◆ **Data supplied**:
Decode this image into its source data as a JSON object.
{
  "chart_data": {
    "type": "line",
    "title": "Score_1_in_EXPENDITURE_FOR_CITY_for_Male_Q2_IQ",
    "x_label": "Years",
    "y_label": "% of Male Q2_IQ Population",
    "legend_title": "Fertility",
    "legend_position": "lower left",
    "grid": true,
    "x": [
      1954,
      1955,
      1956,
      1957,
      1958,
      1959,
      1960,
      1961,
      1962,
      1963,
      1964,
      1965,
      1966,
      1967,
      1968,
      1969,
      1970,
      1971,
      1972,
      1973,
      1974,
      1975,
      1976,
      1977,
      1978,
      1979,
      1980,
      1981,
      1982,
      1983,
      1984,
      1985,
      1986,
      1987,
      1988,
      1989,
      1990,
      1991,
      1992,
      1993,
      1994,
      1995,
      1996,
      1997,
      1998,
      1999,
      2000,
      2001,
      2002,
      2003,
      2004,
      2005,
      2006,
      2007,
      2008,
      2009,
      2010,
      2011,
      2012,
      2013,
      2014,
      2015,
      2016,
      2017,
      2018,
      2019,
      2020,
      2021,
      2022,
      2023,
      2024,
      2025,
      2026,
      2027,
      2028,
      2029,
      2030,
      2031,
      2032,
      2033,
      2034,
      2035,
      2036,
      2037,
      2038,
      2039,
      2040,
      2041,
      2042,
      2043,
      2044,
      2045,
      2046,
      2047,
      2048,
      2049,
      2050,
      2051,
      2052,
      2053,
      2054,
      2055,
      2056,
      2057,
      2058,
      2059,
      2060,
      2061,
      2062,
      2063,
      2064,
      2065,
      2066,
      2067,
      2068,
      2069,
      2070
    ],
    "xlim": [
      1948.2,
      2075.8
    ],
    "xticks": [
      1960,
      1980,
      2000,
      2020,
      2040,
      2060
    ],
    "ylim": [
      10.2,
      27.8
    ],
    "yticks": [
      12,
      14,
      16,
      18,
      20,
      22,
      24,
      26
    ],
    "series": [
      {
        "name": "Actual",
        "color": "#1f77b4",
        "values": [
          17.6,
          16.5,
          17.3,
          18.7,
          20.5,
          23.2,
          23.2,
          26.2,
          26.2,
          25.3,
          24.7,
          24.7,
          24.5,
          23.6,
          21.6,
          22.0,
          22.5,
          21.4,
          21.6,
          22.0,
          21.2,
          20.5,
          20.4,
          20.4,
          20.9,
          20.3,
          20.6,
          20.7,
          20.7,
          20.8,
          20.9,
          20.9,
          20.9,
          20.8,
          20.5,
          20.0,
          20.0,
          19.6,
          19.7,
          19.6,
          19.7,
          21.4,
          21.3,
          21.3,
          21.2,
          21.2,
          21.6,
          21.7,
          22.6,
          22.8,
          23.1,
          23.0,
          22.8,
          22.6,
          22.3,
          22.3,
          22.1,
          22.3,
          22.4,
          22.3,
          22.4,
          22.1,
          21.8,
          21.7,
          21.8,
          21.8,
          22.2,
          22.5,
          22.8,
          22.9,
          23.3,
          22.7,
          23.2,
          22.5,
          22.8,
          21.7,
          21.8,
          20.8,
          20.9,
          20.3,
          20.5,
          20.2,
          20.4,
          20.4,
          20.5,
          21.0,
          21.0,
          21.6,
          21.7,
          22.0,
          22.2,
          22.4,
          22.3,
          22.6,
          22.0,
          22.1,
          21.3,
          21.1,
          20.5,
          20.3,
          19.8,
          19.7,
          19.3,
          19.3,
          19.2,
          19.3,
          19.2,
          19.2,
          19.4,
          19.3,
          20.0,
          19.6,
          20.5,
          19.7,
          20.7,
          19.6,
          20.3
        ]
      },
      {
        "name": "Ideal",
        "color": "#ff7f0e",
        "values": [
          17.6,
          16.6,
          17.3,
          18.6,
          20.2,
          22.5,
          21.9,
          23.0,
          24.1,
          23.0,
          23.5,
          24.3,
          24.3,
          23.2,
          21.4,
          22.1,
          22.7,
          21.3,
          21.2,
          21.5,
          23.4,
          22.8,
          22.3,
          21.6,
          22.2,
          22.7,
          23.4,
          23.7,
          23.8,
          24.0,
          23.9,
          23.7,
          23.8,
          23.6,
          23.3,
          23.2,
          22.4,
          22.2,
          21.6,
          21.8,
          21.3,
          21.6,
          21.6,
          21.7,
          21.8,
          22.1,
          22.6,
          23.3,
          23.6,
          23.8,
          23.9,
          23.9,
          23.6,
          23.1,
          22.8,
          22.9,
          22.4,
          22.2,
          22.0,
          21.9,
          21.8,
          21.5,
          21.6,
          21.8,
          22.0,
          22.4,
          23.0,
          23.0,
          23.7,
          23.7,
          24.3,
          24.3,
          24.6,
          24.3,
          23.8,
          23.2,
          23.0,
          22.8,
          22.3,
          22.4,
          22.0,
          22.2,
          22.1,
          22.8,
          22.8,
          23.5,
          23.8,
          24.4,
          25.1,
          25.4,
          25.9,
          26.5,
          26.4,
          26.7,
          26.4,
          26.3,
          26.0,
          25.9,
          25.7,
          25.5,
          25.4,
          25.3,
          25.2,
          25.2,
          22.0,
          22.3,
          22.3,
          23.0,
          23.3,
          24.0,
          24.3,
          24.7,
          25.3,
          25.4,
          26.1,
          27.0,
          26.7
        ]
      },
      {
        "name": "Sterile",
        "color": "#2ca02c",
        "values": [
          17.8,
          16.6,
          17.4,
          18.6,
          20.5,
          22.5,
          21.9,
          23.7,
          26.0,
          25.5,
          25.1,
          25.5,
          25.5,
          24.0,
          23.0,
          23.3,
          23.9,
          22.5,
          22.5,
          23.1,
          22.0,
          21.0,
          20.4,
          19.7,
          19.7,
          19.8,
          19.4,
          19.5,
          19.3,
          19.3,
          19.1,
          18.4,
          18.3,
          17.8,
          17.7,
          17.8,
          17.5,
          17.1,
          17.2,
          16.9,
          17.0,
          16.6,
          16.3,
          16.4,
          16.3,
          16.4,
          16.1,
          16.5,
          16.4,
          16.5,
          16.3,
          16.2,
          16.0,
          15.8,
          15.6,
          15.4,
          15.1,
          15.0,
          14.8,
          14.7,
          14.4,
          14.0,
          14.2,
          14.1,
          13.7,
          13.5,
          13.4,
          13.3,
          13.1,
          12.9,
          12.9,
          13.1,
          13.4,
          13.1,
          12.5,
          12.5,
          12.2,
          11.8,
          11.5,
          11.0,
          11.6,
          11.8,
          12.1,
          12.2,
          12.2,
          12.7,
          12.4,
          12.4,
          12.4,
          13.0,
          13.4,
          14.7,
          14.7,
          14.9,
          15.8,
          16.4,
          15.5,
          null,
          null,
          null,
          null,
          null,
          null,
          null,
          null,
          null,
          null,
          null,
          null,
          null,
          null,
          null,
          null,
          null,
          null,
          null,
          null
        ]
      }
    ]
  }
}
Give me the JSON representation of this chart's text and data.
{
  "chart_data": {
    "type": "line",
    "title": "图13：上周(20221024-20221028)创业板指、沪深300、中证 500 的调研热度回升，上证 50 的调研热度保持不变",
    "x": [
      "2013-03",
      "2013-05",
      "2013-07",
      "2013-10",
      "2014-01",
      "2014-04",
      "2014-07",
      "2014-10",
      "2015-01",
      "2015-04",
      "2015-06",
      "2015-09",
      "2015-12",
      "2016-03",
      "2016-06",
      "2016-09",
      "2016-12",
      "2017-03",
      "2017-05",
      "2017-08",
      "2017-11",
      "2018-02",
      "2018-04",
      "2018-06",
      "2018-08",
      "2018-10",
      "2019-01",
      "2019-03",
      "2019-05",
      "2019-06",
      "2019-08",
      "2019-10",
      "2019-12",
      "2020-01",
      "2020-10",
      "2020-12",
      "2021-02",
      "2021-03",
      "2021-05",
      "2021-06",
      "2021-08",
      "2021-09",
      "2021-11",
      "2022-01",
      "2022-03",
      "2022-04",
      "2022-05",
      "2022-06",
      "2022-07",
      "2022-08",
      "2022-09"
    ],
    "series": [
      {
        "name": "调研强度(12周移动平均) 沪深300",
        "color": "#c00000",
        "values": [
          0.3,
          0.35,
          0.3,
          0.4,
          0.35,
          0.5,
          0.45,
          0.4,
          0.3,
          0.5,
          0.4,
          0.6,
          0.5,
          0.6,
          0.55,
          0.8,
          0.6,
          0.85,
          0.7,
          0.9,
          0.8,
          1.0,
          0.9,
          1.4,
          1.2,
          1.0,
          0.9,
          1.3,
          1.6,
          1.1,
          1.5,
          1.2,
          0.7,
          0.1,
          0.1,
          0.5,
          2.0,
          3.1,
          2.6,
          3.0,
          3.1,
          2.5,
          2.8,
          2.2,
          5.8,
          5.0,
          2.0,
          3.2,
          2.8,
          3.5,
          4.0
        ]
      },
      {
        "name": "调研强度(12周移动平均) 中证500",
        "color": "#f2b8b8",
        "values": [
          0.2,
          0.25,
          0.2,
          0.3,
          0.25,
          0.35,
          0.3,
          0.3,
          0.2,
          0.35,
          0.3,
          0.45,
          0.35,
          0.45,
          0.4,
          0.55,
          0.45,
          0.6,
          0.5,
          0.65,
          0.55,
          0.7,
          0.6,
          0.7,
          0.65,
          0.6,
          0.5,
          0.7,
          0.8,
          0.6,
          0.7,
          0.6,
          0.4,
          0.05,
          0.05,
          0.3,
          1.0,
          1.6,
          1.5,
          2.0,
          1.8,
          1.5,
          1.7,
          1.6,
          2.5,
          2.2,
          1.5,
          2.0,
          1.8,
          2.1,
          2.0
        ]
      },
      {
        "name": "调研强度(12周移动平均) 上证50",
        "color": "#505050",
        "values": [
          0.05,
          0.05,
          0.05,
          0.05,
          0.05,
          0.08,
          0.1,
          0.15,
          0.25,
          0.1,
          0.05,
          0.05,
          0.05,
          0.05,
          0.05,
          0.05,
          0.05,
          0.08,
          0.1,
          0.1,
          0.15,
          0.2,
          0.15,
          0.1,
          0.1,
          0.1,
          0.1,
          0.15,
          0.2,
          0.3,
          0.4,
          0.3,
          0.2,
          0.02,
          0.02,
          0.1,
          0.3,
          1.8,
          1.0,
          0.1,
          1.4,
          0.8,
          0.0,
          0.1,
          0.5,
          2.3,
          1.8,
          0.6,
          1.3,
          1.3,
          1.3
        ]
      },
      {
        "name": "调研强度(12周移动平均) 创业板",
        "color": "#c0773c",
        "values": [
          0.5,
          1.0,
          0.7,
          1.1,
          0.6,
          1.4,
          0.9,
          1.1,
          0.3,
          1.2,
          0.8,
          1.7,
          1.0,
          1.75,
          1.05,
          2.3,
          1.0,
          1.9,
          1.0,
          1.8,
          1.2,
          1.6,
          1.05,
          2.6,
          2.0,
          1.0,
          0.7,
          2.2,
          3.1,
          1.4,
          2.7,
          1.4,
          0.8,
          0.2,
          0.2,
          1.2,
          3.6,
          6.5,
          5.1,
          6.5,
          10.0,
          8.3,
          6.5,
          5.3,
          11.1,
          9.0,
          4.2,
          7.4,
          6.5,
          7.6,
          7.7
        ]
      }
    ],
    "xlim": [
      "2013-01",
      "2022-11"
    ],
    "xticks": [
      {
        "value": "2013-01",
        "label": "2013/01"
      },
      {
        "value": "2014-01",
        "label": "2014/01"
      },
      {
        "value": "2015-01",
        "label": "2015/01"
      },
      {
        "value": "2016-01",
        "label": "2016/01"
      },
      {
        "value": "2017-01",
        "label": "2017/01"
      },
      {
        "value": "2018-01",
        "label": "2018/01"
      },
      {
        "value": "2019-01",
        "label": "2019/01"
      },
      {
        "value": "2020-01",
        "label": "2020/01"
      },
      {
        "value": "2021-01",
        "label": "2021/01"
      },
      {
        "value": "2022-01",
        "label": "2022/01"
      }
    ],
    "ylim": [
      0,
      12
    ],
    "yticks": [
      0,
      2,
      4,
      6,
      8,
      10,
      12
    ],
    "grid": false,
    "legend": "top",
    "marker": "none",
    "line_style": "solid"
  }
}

◆ **Task instructions**: Which lines in the data above contain "color"? Show each one.

◆ **Task solution**:
        "color": "#1f77b4",
        "color": "#ff7f0e",
        "color": "#2ca02c",
        "color": "#c00000",
        "color": "#f2b8b8",
        "color": "#505050",
        "color": "#c0773c",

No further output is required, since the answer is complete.